====== ENTRIES PROVIDED

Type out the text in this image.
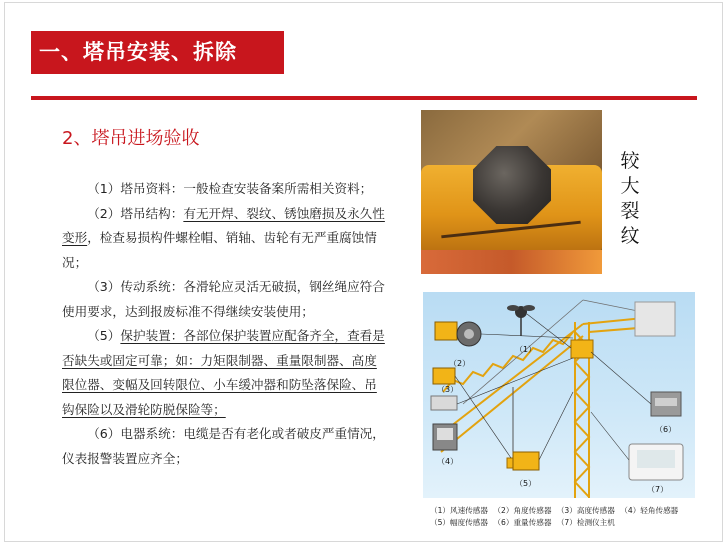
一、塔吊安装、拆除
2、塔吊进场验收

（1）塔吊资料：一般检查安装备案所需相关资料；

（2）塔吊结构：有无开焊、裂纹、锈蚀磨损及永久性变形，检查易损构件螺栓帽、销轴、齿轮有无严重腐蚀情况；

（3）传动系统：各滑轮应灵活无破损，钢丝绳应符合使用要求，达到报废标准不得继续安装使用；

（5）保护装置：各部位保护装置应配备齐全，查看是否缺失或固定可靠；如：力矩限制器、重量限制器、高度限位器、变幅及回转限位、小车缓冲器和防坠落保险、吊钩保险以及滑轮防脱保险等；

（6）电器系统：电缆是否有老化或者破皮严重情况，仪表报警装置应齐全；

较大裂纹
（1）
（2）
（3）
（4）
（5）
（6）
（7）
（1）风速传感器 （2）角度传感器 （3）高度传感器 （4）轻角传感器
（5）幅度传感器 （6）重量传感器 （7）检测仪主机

============
====== ENTRIES PROVIDED

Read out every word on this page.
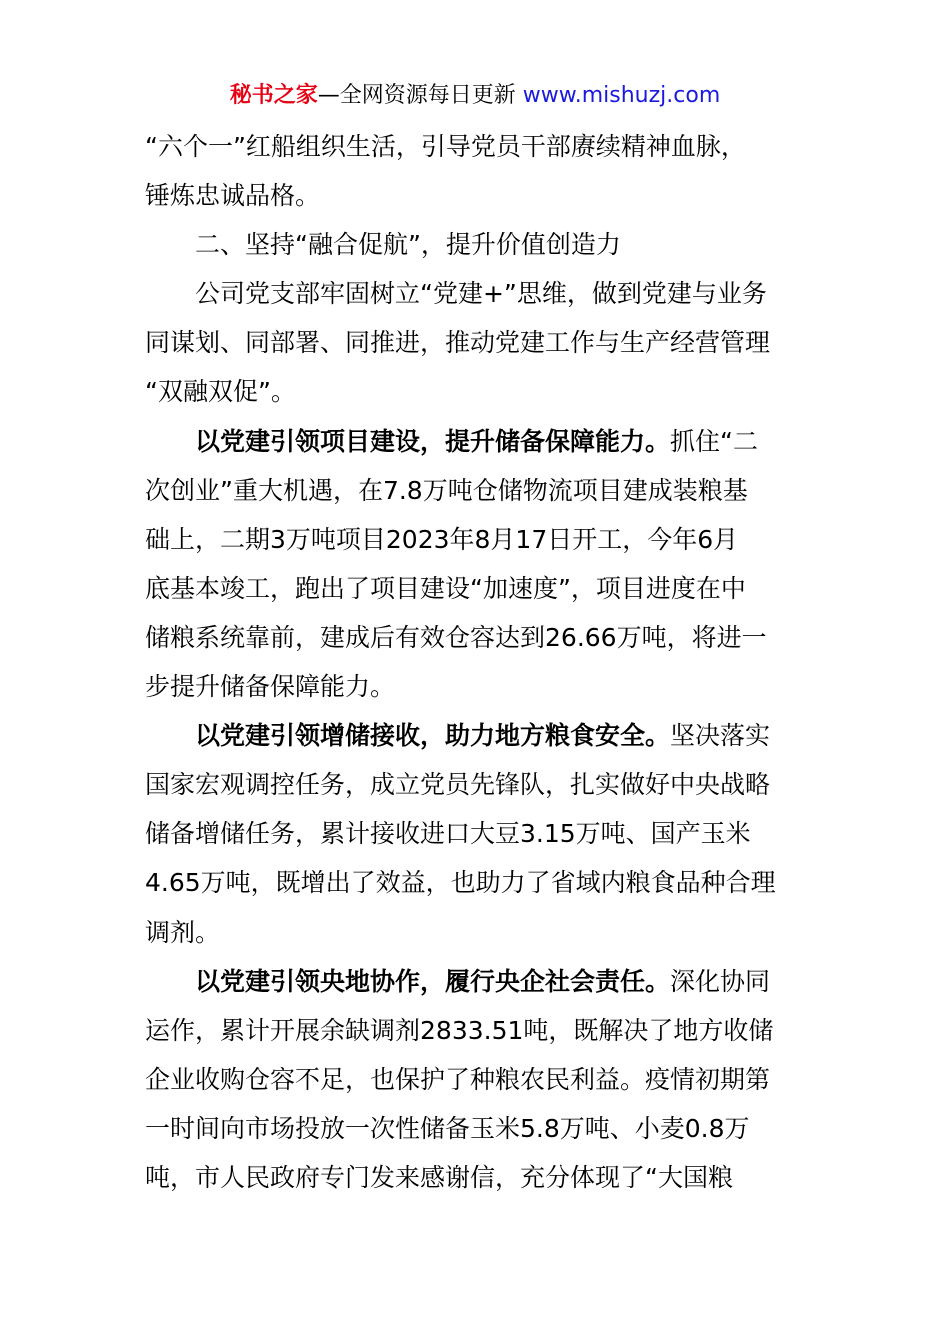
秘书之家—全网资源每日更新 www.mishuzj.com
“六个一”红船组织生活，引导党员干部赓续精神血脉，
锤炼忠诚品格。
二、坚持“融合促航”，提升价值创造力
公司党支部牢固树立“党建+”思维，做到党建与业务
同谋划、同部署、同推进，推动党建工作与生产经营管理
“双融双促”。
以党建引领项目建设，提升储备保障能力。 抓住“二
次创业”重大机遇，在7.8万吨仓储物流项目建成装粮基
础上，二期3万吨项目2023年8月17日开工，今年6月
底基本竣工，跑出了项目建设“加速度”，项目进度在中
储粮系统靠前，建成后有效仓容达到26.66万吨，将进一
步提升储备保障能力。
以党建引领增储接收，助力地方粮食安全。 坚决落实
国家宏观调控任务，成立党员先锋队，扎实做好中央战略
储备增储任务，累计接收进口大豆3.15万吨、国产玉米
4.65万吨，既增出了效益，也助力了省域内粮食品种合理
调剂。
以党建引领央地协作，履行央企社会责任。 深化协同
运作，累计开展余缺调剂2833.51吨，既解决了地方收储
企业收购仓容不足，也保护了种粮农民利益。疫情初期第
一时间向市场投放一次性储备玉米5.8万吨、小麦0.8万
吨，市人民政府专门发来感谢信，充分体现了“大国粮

============

• **CHALLENGE**:
Show all lines from the records above where the word "this" occurs.

• **EXERCISE SOLUTION**:
Type out the text in this image.
Read out every word on this page.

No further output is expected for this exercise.